- _What this task involves_: Look over the entries below. Report how many lines hold the word "panel", and only that.

──────── Task data

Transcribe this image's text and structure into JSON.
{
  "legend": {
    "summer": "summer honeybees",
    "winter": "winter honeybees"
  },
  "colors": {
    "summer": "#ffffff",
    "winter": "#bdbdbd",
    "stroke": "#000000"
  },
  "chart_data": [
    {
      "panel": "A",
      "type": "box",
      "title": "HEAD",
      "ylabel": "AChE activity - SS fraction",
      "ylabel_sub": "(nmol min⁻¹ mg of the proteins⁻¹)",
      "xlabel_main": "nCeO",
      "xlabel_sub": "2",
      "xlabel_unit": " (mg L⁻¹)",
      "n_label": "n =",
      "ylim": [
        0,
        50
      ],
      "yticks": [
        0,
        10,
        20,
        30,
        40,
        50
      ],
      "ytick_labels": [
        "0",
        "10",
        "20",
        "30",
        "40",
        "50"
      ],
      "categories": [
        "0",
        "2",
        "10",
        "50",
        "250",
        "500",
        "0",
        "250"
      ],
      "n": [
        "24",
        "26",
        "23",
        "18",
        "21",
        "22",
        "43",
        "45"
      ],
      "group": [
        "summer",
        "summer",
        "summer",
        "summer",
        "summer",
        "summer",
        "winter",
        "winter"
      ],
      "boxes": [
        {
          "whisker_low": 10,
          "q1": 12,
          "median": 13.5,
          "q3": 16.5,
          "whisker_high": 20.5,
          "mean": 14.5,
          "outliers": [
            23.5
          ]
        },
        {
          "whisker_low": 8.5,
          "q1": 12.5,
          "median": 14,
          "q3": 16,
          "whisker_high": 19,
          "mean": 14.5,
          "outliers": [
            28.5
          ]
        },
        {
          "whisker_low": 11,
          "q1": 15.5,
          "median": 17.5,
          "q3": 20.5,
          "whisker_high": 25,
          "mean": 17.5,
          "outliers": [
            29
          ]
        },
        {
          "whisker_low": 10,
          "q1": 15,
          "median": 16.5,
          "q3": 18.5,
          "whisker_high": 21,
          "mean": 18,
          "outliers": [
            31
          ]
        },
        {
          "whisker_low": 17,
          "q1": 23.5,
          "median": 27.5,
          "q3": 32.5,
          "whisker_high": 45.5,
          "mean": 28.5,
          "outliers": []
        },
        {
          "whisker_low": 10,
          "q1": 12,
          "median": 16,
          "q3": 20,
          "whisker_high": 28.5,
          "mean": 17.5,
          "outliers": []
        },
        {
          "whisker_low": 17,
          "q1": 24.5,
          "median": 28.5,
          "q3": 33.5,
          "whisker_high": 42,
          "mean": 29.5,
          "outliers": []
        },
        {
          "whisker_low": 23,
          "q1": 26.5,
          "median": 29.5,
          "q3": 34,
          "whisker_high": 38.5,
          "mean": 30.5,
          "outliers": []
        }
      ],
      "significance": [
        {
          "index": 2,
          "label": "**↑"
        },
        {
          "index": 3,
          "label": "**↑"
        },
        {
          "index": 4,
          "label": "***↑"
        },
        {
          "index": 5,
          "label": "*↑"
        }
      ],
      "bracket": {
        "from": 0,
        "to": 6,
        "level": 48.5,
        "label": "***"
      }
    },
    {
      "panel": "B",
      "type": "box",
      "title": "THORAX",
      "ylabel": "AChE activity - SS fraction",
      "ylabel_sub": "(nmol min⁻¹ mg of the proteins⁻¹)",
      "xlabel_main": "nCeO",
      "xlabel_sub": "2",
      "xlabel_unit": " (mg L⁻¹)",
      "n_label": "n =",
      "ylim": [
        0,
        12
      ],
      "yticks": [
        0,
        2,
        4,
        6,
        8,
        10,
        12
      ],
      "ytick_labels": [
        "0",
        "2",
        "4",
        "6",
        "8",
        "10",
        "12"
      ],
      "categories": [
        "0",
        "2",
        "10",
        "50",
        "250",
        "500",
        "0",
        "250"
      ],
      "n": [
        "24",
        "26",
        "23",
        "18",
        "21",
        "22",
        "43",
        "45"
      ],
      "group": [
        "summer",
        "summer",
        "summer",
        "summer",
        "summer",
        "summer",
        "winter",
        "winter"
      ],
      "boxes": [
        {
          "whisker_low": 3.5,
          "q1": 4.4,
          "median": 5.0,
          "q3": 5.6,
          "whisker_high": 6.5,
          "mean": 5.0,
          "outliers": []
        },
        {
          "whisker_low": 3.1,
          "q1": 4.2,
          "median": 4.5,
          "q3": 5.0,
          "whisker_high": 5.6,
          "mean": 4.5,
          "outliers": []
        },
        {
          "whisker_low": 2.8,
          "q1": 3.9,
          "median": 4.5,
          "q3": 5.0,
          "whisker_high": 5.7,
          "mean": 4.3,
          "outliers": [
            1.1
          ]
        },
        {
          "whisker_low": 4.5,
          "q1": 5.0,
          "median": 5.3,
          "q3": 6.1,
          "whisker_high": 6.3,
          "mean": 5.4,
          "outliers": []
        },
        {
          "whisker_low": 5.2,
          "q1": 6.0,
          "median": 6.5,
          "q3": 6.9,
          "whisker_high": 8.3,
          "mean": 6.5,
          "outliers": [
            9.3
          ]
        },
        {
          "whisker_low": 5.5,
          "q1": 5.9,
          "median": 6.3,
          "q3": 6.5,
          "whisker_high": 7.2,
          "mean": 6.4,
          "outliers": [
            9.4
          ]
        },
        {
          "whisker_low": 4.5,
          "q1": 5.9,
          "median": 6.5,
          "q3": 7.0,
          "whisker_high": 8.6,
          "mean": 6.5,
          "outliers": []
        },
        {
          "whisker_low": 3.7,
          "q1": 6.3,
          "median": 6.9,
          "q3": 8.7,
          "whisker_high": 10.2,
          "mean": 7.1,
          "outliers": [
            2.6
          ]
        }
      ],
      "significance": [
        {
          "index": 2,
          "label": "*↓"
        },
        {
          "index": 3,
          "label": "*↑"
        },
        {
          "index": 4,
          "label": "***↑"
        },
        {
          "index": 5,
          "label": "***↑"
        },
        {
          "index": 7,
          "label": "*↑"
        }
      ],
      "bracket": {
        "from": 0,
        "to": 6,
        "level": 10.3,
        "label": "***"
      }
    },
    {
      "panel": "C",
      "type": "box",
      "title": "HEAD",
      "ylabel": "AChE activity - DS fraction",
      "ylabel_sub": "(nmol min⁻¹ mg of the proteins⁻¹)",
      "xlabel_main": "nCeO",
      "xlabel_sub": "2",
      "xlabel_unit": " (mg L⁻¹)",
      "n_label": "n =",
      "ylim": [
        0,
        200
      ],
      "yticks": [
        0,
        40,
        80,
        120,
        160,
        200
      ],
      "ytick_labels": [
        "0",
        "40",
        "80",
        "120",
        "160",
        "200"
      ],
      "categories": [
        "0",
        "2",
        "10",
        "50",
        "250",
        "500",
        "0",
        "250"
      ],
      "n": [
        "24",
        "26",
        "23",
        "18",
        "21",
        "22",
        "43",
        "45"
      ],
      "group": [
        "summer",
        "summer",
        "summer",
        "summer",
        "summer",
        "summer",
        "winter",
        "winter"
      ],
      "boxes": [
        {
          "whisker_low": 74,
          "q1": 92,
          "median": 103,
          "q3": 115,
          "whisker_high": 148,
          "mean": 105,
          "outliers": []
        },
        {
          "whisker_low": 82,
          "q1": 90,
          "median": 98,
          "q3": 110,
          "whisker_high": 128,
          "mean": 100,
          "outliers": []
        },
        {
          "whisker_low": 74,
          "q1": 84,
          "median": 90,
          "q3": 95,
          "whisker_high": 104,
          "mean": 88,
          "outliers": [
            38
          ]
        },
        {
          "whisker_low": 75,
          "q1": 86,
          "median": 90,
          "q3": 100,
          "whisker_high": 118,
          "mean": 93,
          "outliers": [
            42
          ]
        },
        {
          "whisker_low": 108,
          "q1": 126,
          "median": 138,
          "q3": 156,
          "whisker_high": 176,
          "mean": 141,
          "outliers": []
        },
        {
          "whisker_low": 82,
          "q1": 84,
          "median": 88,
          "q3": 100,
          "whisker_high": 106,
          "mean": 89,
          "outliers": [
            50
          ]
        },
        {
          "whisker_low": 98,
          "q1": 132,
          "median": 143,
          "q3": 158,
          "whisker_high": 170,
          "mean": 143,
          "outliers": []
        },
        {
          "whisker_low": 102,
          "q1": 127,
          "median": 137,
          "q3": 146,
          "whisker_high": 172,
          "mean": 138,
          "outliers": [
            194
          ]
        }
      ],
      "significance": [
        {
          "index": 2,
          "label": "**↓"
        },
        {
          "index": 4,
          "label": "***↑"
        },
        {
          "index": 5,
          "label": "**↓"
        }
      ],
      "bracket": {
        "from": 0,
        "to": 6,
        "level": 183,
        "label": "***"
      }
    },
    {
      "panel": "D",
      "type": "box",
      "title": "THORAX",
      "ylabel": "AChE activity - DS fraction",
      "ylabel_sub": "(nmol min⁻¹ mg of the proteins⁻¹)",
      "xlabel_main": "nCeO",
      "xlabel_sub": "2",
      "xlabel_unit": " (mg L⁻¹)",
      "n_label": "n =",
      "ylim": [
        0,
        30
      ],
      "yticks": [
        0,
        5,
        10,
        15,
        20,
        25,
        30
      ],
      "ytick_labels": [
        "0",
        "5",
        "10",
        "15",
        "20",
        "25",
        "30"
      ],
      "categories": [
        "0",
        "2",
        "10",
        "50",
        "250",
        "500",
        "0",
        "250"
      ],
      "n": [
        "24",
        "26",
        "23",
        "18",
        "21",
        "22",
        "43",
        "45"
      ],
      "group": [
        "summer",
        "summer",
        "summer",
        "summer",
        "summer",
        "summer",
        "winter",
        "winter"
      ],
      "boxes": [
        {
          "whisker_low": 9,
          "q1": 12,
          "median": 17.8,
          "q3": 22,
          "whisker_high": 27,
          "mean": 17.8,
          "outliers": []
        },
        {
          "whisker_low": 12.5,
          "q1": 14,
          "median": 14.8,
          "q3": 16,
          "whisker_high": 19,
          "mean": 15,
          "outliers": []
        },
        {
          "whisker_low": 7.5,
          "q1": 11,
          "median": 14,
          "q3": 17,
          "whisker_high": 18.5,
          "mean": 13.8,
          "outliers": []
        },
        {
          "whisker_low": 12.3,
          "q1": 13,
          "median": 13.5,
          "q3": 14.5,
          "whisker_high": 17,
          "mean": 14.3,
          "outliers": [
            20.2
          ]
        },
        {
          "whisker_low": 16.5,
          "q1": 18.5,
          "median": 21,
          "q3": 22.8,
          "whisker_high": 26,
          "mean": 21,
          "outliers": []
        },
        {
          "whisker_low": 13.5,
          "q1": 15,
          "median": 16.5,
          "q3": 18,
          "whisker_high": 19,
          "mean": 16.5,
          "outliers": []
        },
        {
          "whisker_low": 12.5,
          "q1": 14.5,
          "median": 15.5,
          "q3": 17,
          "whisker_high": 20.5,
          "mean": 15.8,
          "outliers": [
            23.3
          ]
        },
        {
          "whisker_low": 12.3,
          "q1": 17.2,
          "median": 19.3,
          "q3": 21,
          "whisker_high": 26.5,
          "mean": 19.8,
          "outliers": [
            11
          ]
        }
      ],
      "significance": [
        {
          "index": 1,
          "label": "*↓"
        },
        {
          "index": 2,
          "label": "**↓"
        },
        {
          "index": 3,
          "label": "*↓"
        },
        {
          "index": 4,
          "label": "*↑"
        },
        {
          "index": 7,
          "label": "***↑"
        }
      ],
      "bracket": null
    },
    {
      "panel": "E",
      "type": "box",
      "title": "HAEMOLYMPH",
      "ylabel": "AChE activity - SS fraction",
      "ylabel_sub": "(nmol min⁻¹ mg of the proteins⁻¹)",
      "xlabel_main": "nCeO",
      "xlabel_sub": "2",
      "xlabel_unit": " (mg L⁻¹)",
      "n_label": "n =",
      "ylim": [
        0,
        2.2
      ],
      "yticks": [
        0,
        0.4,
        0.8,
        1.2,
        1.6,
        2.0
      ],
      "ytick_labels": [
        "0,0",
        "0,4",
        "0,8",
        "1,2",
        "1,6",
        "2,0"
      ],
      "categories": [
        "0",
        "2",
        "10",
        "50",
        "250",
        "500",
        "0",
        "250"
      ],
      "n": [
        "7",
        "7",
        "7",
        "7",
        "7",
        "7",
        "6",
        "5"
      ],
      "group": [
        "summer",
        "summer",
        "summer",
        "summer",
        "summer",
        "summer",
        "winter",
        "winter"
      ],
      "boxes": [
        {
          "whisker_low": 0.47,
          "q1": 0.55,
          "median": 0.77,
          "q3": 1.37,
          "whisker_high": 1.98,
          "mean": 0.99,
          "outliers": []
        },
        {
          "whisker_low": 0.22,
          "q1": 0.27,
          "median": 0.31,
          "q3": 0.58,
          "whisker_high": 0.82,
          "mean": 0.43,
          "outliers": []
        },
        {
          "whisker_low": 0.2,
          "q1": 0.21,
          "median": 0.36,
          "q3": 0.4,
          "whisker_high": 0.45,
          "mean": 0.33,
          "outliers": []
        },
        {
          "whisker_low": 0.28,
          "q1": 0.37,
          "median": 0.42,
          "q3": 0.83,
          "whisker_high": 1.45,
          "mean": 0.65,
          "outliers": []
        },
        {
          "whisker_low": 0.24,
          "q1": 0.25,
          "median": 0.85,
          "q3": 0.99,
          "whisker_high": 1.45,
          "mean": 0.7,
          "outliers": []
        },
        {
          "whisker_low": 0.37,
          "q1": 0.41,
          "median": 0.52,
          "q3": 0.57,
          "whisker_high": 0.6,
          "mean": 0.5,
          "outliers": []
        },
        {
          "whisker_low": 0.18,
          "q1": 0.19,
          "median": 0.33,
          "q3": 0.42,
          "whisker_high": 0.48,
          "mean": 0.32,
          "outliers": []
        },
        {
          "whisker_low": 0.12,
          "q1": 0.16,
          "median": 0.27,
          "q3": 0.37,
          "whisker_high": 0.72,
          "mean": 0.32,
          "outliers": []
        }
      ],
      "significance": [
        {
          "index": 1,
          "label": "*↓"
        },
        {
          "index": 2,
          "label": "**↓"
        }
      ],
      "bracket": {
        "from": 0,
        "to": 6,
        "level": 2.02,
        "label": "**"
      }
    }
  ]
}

────────────────

- _Response to the exercise_: 5